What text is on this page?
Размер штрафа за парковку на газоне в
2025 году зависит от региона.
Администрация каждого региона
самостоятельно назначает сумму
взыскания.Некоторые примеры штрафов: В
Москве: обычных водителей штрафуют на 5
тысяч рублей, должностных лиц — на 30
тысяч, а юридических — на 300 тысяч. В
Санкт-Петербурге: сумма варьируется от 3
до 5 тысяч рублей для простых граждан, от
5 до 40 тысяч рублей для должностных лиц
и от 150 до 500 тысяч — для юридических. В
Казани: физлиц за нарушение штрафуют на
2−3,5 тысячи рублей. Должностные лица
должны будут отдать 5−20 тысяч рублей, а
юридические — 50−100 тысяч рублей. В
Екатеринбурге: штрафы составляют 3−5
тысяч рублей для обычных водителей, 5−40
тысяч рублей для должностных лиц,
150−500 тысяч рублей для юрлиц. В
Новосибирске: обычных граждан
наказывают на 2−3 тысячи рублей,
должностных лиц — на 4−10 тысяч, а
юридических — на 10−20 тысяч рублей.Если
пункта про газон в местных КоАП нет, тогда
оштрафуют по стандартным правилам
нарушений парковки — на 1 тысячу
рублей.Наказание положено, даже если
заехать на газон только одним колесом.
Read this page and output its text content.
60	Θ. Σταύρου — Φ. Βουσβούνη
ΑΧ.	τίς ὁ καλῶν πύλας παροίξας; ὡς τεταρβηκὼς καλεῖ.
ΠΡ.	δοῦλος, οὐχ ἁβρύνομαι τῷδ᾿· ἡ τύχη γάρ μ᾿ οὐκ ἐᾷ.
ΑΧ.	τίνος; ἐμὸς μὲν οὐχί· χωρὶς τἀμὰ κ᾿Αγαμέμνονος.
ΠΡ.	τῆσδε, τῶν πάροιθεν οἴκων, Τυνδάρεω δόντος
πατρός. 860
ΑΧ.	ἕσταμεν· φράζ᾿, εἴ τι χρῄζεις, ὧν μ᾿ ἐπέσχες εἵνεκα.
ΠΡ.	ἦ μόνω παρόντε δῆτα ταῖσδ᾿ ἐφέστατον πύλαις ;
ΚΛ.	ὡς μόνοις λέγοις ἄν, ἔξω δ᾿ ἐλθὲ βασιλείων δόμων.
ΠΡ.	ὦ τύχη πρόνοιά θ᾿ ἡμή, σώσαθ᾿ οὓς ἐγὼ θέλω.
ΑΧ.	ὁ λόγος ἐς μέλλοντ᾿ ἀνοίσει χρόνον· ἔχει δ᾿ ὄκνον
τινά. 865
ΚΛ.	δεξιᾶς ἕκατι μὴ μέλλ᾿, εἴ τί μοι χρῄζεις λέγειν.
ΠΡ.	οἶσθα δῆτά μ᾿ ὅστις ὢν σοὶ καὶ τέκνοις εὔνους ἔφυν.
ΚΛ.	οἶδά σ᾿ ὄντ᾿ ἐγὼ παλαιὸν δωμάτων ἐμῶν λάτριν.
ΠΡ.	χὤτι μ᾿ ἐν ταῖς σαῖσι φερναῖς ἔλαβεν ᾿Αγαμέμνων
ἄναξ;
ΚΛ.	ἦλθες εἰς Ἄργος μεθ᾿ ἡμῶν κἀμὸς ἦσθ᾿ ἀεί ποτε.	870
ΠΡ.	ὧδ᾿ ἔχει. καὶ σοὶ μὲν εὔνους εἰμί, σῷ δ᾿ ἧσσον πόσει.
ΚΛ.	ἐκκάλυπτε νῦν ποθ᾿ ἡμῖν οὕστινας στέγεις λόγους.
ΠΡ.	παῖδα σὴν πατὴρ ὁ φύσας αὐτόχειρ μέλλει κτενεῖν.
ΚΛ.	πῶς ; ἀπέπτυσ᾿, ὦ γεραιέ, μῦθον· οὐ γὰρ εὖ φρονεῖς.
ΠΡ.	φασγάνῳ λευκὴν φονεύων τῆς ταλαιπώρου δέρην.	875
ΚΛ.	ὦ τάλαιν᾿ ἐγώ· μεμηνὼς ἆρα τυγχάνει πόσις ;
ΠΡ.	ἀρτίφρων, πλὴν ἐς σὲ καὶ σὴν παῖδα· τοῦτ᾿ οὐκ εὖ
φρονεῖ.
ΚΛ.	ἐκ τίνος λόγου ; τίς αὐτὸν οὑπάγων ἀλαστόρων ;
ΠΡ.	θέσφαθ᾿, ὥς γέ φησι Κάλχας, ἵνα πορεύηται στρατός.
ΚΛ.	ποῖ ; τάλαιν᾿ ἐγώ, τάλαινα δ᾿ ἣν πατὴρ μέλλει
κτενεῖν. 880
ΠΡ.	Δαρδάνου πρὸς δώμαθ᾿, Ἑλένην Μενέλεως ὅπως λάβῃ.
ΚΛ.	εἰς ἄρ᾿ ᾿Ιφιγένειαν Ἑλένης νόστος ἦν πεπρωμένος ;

────────────────

Job: Using the material above, extract the line that contains "Read this page and output its text content." and every line after it, exactly as given; stop at the last line.

Result of this exercise:
Read this page and output its text content.
60	Θ. Σταύρου — Φ. Βουσβούνη
ΑΧ.	τίς ὁ καλῶν πύλας παροίξας; ὡς τεταρβηκὼς καλεῖ.
ΠΡ.	δοῦλος, οὐχ ἁβρύνομαι τῷδ᾿· ἡ τύχη γάρ μ᾿ οὐκ ἐᾷ.
ΑΧ.	τίνος; ἐμὸς μὲν οὐχί· χωρὶς τἀμὰ κ᾿Αγαμέμνονος.
ΠΡ.	τῆσδε, τῶν πάροιθεν οἴκων, Τυνδάρεω δόντος
πατρός. 860
ΑΧ.	ἕσταμεν· φράζ᾿, εἴ τι χρῄζεις, ὧν μ᾿ ἐπέσχες εἵνεκα.
ΠΡ.	ἦ μόνω παρόντε δῆτα ταῖσδ᾿ ἐφέστατον πύλαις ;
ΚΛ.	ὡς μόνοις λέγοις ἄν, ἔξω δ᾿ ἐλθὲ βασιλείων δόμων.
ΠΡ.	ὦ τύχη πρόνοιά θ᾿ ἡμή, σώσαθ᾿ οὓς ἐγὼ θέλω.
ΑΧ.	ὁ λόγος ἐς μέλλοντ᾿ ἀνοίσει χρόνον· ἔχει δ᾿ ὄκνον
τινά. 865
ΚΛ.	δεξιᾶς ἕκατι μὴ μέλλ᾿, εἴ τί μοι χρῄζεις λέγειν.
ΠΡ.	οἶσθα δῆτά μ᾿ ὅστις ὢν σοὶ καὶ τέκνοις εὔνους ἔφυν.
ΚΛ.	οἶδά σ᾿ ὄντ᾿ ἐγὼ παλαιὸν δωμάτων ἐμῶν λάτριν.
ΠΡ.	χὤτι μ᾿ ἐν ταῖς σαῖσι φερναῖς ἔλαβεν ᾿Αγαμέμνων
ἄναξ;
ΚΛ.	ἦλθες εἰς Ἄργος μεθ᾿ ἡμῶν κἀμὸς ἦσθ᾿ ἀεί ποτε.	870
ΠΡ.	ὧδ᾿ ἔχει. καὶ σοὶ μὲν εὔνους εἰμί, σῷ δ᾿ ἧσσον πόσει.
ΚΛ.	ἐκκάλυπτε νῦν ποθ᾿ ἡμῖν οὕστινας στέγεις λόγους.
ΠΡ.	παῖδα σὴν πατὴρ ὁ φύσας αὐτόχειρ μέλλει κτενεῖν.
ΚΛ.	πῶς ; ἀπέπτυσ᾿, ὦ γεραιέ, μῦθον· οὐ γὰρ εὖ φρονεῖς.
ΠΡ.	φασγάνῳ λευκὴν φονεύων τῆς ταλαιπώρου δέρην.	875
ΚΛ.	ὦ τάλαιν᾿ ἐγώ· μεμηνὼς ἆρα τυγχάνει πόσις ;
ΠΡ.	ἀρτίφρων, πλὴν ἐς σὲ καὶ σὴν παῖδα· τοῦτ᾿ οὐκ εὖ
φρονεῖ.
ΚΛ.	ἐκ τίνος λόγου ; τίς αὐτὸν οὑπάγων ἀλαστόρων ;
ΠΡ.	θέσφαθ᾿, ὥς γέ φησι Κάλχας, ἵνα πορεύηται στρατός.
ΚΛ.	ποῖ ; τάλαιν᾿ ἐγώ, τάλαινα δ᾿ ἣν πατὴρ μέλλει
κτενεῖν. 880
ΠΡ.	Δαρδάνου πρὸς δώμαθ᾿, Ἑλένην Μενέλεως ὅπως λάβῃ.
ΚΛ.	εἰς ἄρ᾿ ᾿Ιφιγένειαν Ἑλένης νόστος ἦν πεπρωμένος ;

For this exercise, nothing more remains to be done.